Direction
Copy every line of the records below that holds the word "your".

Supplied records
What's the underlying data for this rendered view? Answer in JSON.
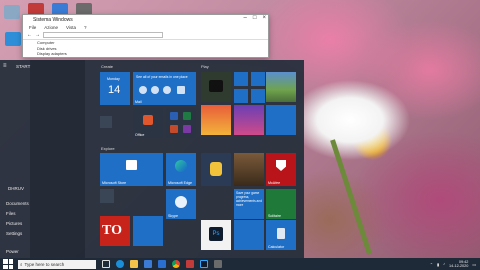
{
  "explorer": {
    "title": "Sistema Windows",
    "menu": [
      "File",
      "Azione",
      "Vista",
      "?"
    ],
    "rows": [
      "Computer",
      "Disk drives",
      "Display adapters"
    ]
  },
  "start": {
    "label": "START",
    "user": "DHRUV",
    "links": [
      "Documents",
      "Files",
      "Pictures",
      "Settings",
      "Power"
    ]
  },
  "groups": {
    "create": "Create",
    "play": "Play",
    "explore": "Explore"
  },
  "tiles": {
    "calendar_day": "Monday",
    "calendar_date": "14",
    "mail_text": "See all of your emails in one place",
    "mail_label": "Mail",
    "office": "Office",
    "store": "Microsoft Store",
    "edge": "Microsoft Edge",
    "skype": "Skype",
    "ad_text": "Save your game progress, achievements and more",
    "ad_label": "Solitaire",
    "calculator": "Calculator",
    "mcafee": "McAfee",
    "photoshop": "Ps"
  },
  "taskbar": {
    "search_placeholder": "Type here to search",
    "time": "09:42",
    "date": "14-12-2020"
  },
  "colors": {
    "tile_blue": "#1f6fc6",
    "taskbar": "#1e2a38",
    "start_bg": "#232d3a"
  }
}
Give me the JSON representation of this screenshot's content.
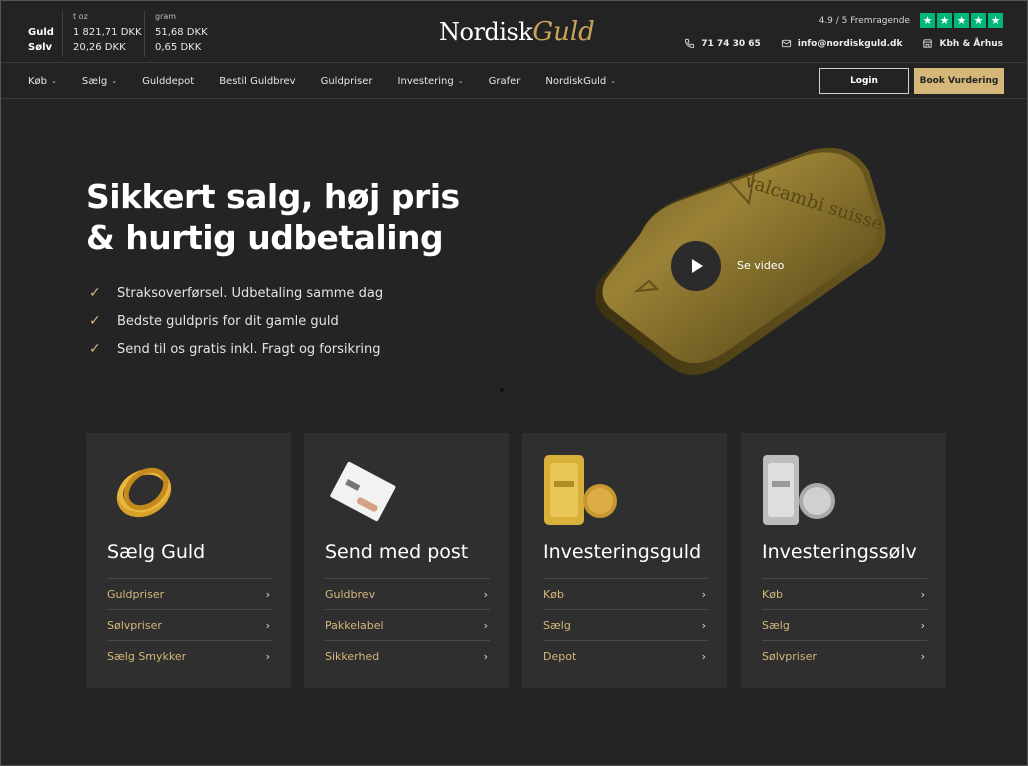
{
  "metal_prices": {
    "gold_label": "Guld",
    "silver_label": "Sølv",
    "col1_unit": "t oz",
    "col2_unit": "gram",
    "gold_toz": "1 821,71 DKK",
    "silver_toz": "20,26 DKK",
    "gold_gram": "51,68 DKK",
    "silver_gram": "0,65 DKK"
  },
  "logo": {
    "part1": "Nordisk",
    "part2": "Guld"
  },
  "rating": {
    "text": "4.9 / 5 Fremragende",
    "star_color": "#00b67a"
  },
  "contacts": {
    "phone": "71 74 30 65",
    "email": "info@nordiskguld.dk",
    "locations": "Kbh & Århus"
  },
  "nav": {
    "items": [
      {
        "label": "Køb",
        "dropdown": true
      },
      {
        "label": "Sælg",
        "dropdown": true
      },
      {
        "label": "Gulddepot",
        "dropdown": false
      },
      {
        "label": "Bestil Guldbrev",
        "dropdown": false
      },
      {
        "label": "Guldpriser",
        "dropdown": false
      },
      {
        "label": "Investering",
        "dropdown": true
      },
      {
        "label": "Grafer",
        "dropdown": false
      },
      {
        "label": "NordiskGuld",
        "dropdown": true
      }
    ],
    "login_label": "Login",
    "book_label": "Book Vurdering"
  },
  "hero": {
    "title_line1": "Sikkert salg, høj pris",
    "title_line2": "& hurtig udbetaling",
    "bullets": [
      "Straksoverførsel. Udbetaling samme dag",
      "Bedste guldpris for dit gamle guld",
      "Send til os gratis inkl. Fragt og forsikring"
    ],
    "video_label": "Se video",
    "bar_engraving": "valcambi suisse"
  },
  "cards": [
    {
      "title": "Sælg Guld",
      "links": [
        "Guldpriser",
        "Sølvpriser",
        "Sælg Smykker"
      ]
    },
    {
      "title": "Send med post",
      "links": [
        "Guldbrev",
        "Pakkelabel",
        "Sikkerhed"
      ]
    },
    {
      "title": "Investeringsguld",
      "links": [
        "Køb",
        "Sælg",
        "Depot"
      ]
    },
    {
      "title": "Investeringssølv",
      "links": [
        "Køb",
        "Sælg",
        "Sølvpriser"
      ]
    }
  ],
  "colors": {
    "background": "#232323",
    "accent_gold": "#d6b77a",
    "card_bg": "#2f2f2f"
  }
}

Exercise solution
    "mail_text": "See all of your emails in one place",
    "ad_text": "Save your game progress, achievements and more",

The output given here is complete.